• PROBLEM STATEMENT:
Extract every line that contains the word "conciliis".

[Stored records]
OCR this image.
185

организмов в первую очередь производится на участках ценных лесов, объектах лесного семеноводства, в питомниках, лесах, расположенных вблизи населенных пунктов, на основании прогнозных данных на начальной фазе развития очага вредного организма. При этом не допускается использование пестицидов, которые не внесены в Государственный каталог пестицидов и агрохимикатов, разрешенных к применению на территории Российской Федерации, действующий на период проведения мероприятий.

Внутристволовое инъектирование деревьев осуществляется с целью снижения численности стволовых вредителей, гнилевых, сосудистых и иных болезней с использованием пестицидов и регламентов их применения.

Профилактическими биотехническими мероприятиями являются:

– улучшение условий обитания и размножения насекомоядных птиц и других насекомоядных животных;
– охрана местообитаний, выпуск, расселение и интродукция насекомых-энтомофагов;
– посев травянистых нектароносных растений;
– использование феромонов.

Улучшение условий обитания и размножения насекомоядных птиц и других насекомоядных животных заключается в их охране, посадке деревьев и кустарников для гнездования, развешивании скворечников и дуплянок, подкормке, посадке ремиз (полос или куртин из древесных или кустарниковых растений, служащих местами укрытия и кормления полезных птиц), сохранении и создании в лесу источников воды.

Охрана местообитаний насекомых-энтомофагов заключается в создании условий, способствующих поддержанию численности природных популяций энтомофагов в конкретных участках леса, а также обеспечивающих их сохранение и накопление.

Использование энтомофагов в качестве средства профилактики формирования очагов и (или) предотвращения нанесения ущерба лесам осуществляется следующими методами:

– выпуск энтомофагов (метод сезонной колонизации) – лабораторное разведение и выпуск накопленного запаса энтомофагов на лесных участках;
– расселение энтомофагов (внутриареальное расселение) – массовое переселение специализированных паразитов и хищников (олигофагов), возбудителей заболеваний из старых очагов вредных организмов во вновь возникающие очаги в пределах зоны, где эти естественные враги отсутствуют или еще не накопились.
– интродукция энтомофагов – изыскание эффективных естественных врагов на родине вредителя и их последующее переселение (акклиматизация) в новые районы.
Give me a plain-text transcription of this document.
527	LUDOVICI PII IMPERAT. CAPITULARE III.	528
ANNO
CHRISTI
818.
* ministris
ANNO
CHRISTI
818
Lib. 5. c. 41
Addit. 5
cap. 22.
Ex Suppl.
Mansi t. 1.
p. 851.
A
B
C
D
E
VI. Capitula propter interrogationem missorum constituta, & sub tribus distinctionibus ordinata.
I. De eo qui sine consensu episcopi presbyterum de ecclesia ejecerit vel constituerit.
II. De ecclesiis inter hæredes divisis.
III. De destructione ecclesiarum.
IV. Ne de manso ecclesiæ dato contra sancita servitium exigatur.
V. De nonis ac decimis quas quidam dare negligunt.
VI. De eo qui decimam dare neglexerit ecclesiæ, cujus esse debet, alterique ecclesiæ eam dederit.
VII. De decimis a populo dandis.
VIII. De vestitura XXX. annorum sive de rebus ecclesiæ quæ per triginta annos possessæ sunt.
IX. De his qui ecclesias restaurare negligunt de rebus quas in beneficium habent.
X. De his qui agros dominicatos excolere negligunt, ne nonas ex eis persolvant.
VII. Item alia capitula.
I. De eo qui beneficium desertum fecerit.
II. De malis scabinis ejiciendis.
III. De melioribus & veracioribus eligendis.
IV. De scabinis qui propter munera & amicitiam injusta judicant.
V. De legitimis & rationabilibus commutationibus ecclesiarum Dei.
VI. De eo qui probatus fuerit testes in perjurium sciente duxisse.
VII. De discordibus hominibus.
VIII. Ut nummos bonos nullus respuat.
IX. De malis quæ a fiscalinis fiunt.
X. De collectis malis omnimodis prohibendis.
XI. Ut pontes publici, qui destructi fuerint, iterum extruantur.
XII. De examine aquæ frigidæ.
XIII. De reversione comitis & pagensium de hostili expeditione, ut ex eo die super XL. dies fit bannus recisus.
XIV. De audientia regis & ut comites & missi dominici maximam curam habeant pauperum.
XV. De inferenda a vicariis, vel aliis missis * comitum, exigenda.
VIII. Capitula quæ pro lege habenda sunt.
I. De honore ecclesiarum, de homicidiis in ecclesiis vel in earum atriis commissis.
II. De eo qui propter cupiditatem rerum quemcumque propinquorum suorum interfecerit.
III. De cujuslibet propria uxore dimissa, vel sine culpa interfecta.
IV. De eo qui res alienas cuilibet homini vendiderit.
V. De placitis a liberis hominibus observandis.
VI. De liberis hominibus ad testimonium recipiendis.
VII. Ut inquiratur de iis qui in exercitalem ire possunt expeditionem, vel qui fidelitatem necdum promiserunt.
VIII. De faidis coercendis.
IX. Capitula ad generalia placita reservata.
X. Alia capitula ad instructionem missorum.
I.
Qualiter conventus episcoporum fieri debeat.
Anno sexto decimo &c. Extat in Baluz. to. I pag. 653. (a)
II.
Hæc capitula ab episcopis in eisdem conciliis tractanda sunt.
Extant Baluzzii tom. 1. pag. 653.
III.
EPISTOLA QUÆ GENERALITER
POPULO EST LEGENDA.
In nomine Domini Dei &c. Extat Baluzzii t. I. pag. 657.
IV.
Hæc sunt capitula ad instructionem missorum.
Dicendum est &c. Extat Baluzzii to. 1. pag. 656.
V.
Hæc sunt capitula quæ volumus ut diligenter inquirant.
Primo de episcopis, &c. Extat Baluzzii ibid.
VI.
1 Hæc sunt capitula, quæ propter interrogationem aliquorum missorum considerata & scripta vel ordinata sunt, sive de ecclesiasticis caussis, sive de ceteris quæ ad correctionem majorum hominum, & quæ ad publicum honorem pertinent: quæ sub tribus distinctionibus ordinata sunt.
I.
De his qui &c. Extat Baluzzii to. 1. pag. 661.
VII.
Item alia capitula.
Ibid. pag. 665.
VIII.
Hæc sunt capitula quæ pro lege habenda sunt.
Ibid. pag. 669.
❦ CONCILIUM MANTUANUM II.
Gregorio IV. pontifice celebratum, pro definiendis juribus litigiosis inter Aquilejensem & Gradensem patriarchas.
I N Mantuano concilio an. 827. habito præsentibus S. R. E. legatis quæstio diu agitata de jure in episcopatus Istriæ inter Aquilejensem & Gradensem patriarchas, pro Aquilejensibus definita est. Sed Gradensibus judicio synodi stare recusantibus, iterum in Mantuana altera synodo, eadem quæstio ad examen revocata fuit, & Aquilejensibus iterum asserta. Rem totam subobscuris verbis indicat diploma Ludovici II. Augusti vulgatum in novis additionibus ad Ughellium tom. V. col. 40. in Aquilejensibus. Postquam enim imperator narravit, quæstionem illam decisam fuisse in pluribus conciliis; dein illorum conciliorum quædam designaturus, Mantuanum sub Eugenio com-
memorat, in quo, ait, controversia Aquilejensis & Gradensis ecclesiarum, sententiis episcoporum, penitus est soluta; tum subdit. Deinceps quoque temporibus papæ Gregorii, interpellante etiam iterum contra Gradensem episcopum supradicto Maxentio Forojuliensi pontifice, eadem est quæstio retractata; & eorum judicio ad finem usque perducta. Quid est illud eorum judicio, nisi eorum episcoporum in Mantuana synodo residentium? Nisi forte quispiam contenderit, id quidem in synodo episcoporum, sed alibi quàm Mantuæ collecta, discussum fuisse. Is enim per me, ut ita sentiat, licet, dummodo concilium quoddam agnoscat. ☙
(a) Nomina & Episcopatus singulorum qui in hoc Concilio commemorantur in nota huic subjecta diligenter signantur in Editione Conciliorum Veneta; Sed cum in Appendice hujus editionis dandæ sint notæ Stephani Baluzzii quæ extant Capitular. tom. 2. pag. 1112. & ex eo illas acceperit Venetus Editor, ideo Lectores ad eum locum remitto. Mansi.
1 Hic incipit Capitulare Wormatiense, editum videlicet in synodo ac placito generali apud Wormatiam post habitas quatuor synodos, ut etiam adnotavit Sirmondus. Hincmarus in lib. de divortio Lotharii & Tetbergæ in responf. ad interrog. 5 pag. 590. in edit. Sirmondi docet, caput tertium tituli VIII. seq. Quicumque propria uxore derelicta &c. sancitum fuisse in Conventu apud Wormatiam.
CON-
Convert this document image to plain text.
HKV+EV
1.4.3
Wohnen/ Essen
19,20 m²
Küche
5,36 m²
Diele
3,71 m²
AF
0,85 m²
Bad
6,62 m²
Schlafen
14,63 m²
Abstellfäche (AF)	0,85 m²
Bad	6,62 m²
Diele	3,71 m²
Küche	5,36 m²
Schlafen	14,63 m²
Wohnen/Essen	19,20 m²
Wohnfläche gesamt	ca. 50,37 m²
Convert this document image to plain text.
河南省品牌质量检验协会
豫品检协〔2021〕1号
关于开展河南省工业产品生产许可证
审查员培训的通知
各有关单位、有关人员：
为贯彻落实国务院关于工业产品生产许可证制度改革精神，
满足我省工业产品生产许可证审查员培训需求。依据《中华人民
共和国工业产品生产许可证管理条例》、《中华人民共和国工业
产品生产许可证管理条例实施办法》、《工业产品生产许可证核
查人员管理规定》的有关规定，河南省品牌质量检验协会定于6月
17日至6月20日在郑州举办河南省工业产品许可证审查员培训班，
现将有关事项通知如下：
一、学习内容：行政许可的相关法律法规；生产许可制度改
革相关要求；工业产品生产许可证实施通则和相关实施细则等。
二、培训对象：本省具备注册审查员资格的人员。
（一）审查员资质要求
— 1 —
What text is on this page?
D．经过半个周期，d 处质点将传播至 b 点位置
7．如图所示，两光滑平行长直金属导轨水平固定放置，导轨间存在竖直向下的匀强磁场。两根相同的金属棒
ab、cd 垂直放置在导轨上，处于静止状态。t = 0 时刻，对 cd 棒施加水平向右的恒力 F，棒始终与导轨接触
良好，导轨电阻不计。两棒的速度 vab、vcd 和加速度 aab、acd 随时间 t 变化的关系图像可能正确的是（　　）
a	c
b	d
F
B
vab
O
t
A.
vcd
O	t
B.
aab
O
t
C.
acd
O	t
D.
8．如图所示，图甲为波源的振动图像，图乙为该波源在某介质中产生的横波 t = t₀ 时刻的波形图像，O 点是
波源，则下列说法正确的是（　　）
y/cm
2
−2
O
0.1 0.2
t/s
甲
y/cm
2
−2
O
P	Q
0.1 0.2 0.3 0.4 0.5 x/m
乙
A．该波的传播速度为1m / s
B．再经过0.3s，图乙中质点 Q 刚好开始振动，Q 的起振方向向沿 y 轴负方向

• ANSWER TO THE PROBLEM:
Hæc capitula ab episcopis in eisdem conciliis tractanda sunt.
I N Mantuano concilio an. 827. habito præsentibus S. R. E. legatis quæstio diu agitata de jure in episcopatus Istriæ inter Aquilejensem & Gradensem patriarchas, pro Aquilejensibus definita est. Sed Gradensibus judicio synodi stare recusantibus, iterum in Mantuana altera synodo, eadem quæstio ad examen revocata fuit, & Aquilejensibus iterum asserta. Rem totam subobscuris verbis indicat diploma Ludovici II. Augusti vulgatum in novis additionibus ad Ughellium tom. V. col. 40. in Aquilejensibus. Postquam enim imperator narravit, quæstionem illam decisam fuisse in pluribus conciliis; dein illorum conciliorum quædam designaturus, Mantuanum sub Eugenio com-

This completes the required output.